- _Data records_:

==============================

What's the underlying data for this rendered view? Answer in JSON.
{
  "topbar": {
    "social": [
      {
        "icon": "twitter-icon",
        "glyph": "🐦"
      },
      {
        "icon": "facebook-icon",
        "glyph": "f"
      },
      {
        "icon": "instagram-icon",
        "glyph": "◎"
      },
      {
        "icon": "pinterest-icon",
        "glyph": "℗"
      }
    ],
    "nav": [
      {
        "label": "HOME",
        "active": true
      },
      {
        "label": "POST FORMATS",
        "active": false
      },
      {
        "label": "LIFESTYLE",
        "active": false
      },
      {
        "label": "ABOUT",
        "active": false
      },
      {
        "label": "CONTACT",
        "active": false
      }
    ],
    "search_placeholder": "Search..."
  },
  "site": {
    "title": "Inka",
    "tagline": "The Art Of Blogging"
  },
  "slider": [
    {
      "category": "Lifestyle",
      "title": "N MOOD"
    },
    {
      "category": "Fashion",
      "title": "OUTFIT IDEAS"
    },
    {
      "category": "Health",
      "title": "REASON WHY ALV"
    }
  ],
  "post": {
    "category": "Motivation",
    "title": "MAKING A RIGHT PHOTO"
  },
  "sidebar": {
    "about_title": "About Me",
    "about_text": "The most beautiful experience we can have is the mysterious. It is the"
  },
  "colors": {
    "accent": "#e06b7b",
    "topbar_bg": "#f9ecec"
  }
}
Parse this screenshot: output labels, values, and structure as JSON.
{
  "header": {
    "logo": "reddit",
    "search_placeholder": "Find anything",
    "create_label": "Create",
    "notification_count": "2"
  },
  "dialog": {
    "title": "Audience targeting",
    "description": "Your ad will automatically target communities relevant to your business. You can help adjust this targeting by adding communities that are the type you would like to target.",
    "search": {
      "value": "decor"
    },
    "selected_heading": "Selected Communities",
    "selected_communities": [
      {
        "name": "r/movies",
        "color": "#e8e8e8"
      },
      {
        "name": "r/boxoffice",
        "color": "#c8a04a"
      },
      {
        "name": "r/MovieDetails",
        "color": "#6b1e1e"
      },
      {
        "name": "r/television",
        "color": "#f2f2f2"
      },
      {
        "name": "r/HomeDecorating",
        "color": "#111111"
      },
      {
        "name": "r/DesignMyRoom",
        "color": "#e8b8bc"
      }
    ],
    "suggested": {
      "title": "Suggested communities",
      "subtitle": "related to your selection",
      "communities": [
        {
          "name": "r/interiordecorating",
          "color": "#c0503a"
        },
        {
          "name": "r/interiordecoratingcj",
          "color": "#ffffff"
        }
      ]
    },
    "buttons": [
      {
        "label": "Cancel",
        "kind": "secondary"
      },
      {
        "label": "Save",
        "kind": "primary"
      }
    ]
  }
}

==============================

- _Task statement_:
Write out all of the records once more, exactly.

- _Complete output_:
What's the underlying data for this rendered view? Answer in JSON.
{
  "topbar": {
    "social": [
      {
        "icon": "twitter-icon",
        "glyph": "🐦"
      },
      {
        "icon": "facebook-icon",
        "glyph": "f"
      },
      {
        "icon": "instagram-icon",
        "glyph": "◎"
      },
      {
        "icon": "pinterest-icon",
        "glyph": "℗"
      }
    ],
    "nav": [
      {
        "label": "HOME",
        "active": true
      },
      {
        "label": "POST FORMATS",
        "active": false
      },
      {
        "label": "LIFESTYLE",
        "active": false
      },
      {
        "label": "ABOUT",
        "active": false
      },
      {
        "label": "CONTACT",
        "active": false
      }
    ],
    "search_placeholder": "Search..."
  },
  "site": {
    "title": "Inka",
    "tagline": "The Art Of Blogging"
  },
  "slider": [
    {
      "category": "Lifestyle",
      "title": "N MOOD"
    },
    {
      "category": "Fashion",
      "title": "OUTFIT IDEAS"
    },
    {
      "category": "Health",
      "title": "REASON WHY ALV"
    }
  ],
  "post": {
    "category": "Motivation",
    "title": "MAKING A RIGHT PHOTO"
  },
  "sidebar": {
    "about_title": "About Me",
    "about_text": "The most beautiful experience we can have is the mysterious. It is the"
  },
  "colors": {
    "accent": "#e06b7b",
    "topbar_bg": "#f9ecec"
  }
}
Parse this screenshot: output labels, values, and structure as JSON.
{
  "header": {
    "logo": "reddit",
    "search_placeholder": "Find anything",
    "create_label": "Create",
    "notification_count": "2"
  },
  "dialog": {
    "title": "Audience targeting",
    "description": "Your ad will automatically target communities relevant to your business. You can help adjust this targeting by adding communities that are the type you would like to target.",
    "search": {
      "value": "decor"
    },
    "selected_heading": "Selected Communities",
    "selected_communities": [
      {
        "name": "r/movies",
        "color": "#e8e8e8"
      },
      {
        "name": "r/boxoffice",
        "color": "#c8a04a"
      },
      {
        "name": "r/MovieDetails",
        "color": "#6b1e1e"
      },
      {
        "name": "r/television",
        "color": "#f2f2f2"
      },
      {
        "name": "r/HomeDecorating",
        "color": "#111111"
      },
      {
        "name": "r/DesignMyRoom",
        "color": "#e8b8bc"
      }
    ],
    "suggested": {
      "title": "Suggested communities",
      "subtitle": "related to your selection",
      "communities": [
        {
          "name": "r/interiordecorating",
          "color": "#c0503a"
        },
        {
          "name": "r/interiordecoratingcj",
          "color": "#ffffff"
        }
      ]
    },
    "buttons": [
      {
        "label": "Cancel",
        "kind": "secondary"
      },
      {
        "label": "Save",
        "kind": "primary"
      }
    ]
  }
}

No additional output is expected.